§ **Your task**:
Each entry that follows is to be retyped exactly. Pictures do not belong in the copy.

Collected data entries
================================
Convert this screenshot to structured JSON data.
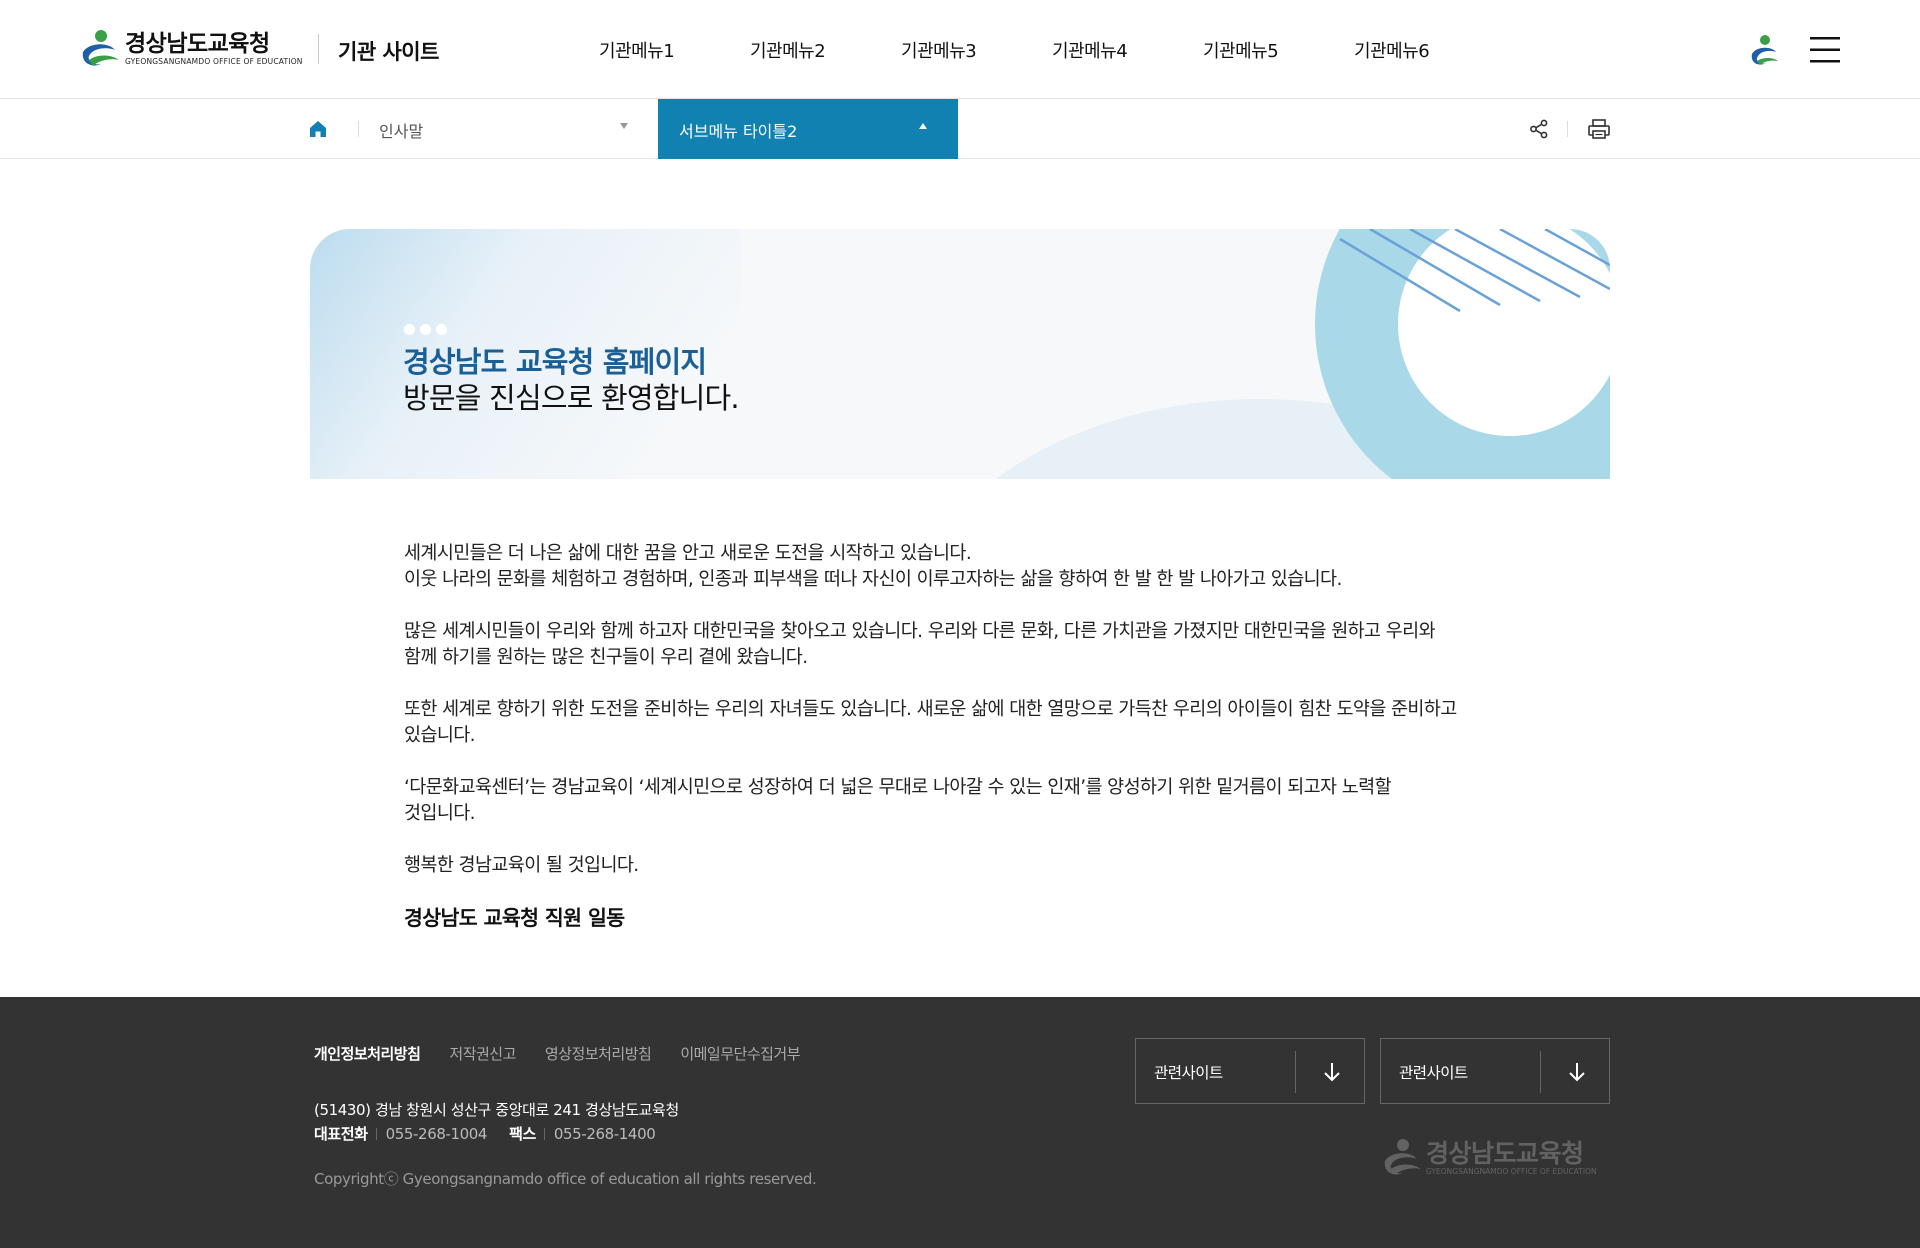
{
  "header": {
    "logo_ko": "경상남도교육청",
    "logo_en": "GYEONGSANGNAMDO OFFICE OF EDUCATION",
    "site_name": "기관 사이트",
    "gnb": [
      "기관메뉴1",
      "기관메뉴2",
      "기관메뉴3",
      "기관메뉴4",
      "기관메뉴5",
      "기관메뉴6"
    ],
    "icons": {
      "person": "person-logo-icon",
      "menu": "hamburger-menu-icon"
    }
  },
  "location": {
    "home_icon": "home-icon",
    "depth1": "인사말",
    "depth2": "서브메뉴 타이틀2",
    "share_icon": "share-icon",
    "print_icon": "print-icon",
    "active_color": "#1081b0"
  },
  "banner": {
    "title_highlight": "경상남도 교육청 홈페이지",
    "title_rest": "방문을 진심으로 환영합니다."
  },
  "content": {
    "paragraphs": [
      [
        "세계시민들은 더 나은 삶에 대한 꿈을 안고 새로운 도전을 시작하고 있습니다.",
        "이웃 나라의 문화를 체험하고 경험하며, 인종과 피부색을 떠나 자신이 이루고자하는 삶을 향하여 한 발 한 발 나아가고 있습니다."
      ],
      [
        "많은 세계시민들이 우리와 함께 하고자 대한민국을 찾아오고 있습니다. 우리와 다른 문화, 다른 가치관을 가졌지만 대한민국을 원하고 우리와",
        "함께 하기를 원하는 많은 친구들이 우리 곁에 왔습니다."
      ],
      [
        "또한 세계로 향하기 위한 도전을 준비하는 우리의 자녀들도 있습니다. 새로운 삶에 대한 열망으로 가득찬 우리의 아이들이 힘찬 도약을 준비하고",
        "있습니다."
      ],
      [
        "‘다문화교육센터’는 경남교육이 ‘세계시민으로 성장하여 더 넓은 무대로 나아갈 수 있는 인재’를 양성하기 위한 밑거름이 되고자 노력할",
        "것입니다."
      ],
      [
        "행복한 경남교육이 될 것입니다."
      ]
    ],
    "signature": "경상남도 교육청 직원 일동"
  },
  "footer": {
    "links": [
      "개인정보처리방침",
      "저작권신고",
      "영상정보처리방침",
      "이메일무단수집거부"
    ],
    "address": "(51430) 경남 창원시 성산구 중앙대로 241 경상남도교육청",
    "phone_label": "대표전화",
    "phone": "055-268-1004",
    "fax_label": "팩스",
    "fax": "055-268-1400",
    "copyright": "Copyrightⓒ Gyeongsangnamdo office of education all rights reserved.",
    "related1": "관련사이트",
    "related2": "관련사이트",
    "logo_ko": "경상남도교육청",
    "logo_en": "GYEONGSANGNAMDO OFFICE OF EDUCATION",
    "bg_color": "#333333"
  }
}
================================
§ **Worked answer**:
Convert this screenshot to structured JSON data.
{
  "header": {
    "logo_ko": "경상남도교육청",
    "logo_en": "GYEONGSANGNAMDO OFFICE OF EDUCATION",
    "site_name": "기관 사이트",
    "gnb": [
      "기관메뉴1",
      "기관메뉴2",
      "기관메뉴3",
      "기관메뉴4",
      "기관메뉴5",
      "기관메뉴6"
    ],
    "icons": {
      "person": "person-logo-icon",
      "menu": "hamburger-menu-icon"
    }
  },
  "location": {
    "home_icon": "home-icon",
    "depth1": "인사말",
    "depth2": "서브메뉴 타이틀2",
    "share_icon": "share-icon",
    "print_icon": "print-icon",
    "active_color": "#1081b0"
  },
  "banner": {
    "title_highlight": "경상남도 교육청 홈페이지",
    "title_rest": "방문을 진심으로 환영합니다."
  },
  "content": {
    "paragraphs": [
      [
        "세계시민들은 더 나은 삶에 대한 꿈을 안고 새로운 도전을 시작하고 있습니다.",
        "이웃 나라의 문화를 체험하고 경험하며, 인종과 피부색을 떠나 자신이 이루고자하는 삶을 향하여 한 발 한 발 나아가고 있습니다."
      ],
      [
        "많은 세계시민들이 우리와 함께 하고자 대한민국을 찾아오고 있습니다. 우리와 다른 문화, 다른 가치관을 가졌지만 대한민국을 원하고 우리와",
        "함께 하기를 원하는 많은 친구들이 우리 곁에 왔습니다."
      ],
      [
        "또한 세계로 향하기 위한 도전을 준비하는 우리의 자녀들도 있습니다. 새로운 삶에 대한 열망으로 가득찬 우리의 아이들이 힘찬 도약을 준비하고",
        "있습니다."
      ],
      [
        "‘다문화교육센터’는 경남교육이 ‘세계시민으로 성장하여 더 넓은 무대로 나아갈 수 있는 인재’를 양성하기 위한 밑거름이 되고자 노력할",
        "것입니다."
      ],
      [
        "행복한 경남교육이 될 것입니다."
      ]
    ],
    "signature": "경상남도 교육청 직원 일동"
  },
  "footer": {
    "links": [
      "개인정보처리방침",
      "저작권신고",
      "영상정보처리방침",
      "이메일무단수집거부"
    ],
    "address": "(51430) 경남 창원시 성산구 중앙대로 241 경상남도교육청",
    "phone_label": "대표전화",
    "phone": "055-268-1004",
    "fax_label": "팩스",
    "fax": "055-268-1400",
    "copyright": "Copyrightⓒ Gyeongsangnamdo office of education all rights reserved.",
    "related1": "관련사이트",
    "related2": "관련사이트",
    "logo_ko": "경상남도교육청",
    "logo_en": "GYEONGSANGNAMDO OFFICE OF EDUCATION",
    "bg_color": "#333333"
  }
}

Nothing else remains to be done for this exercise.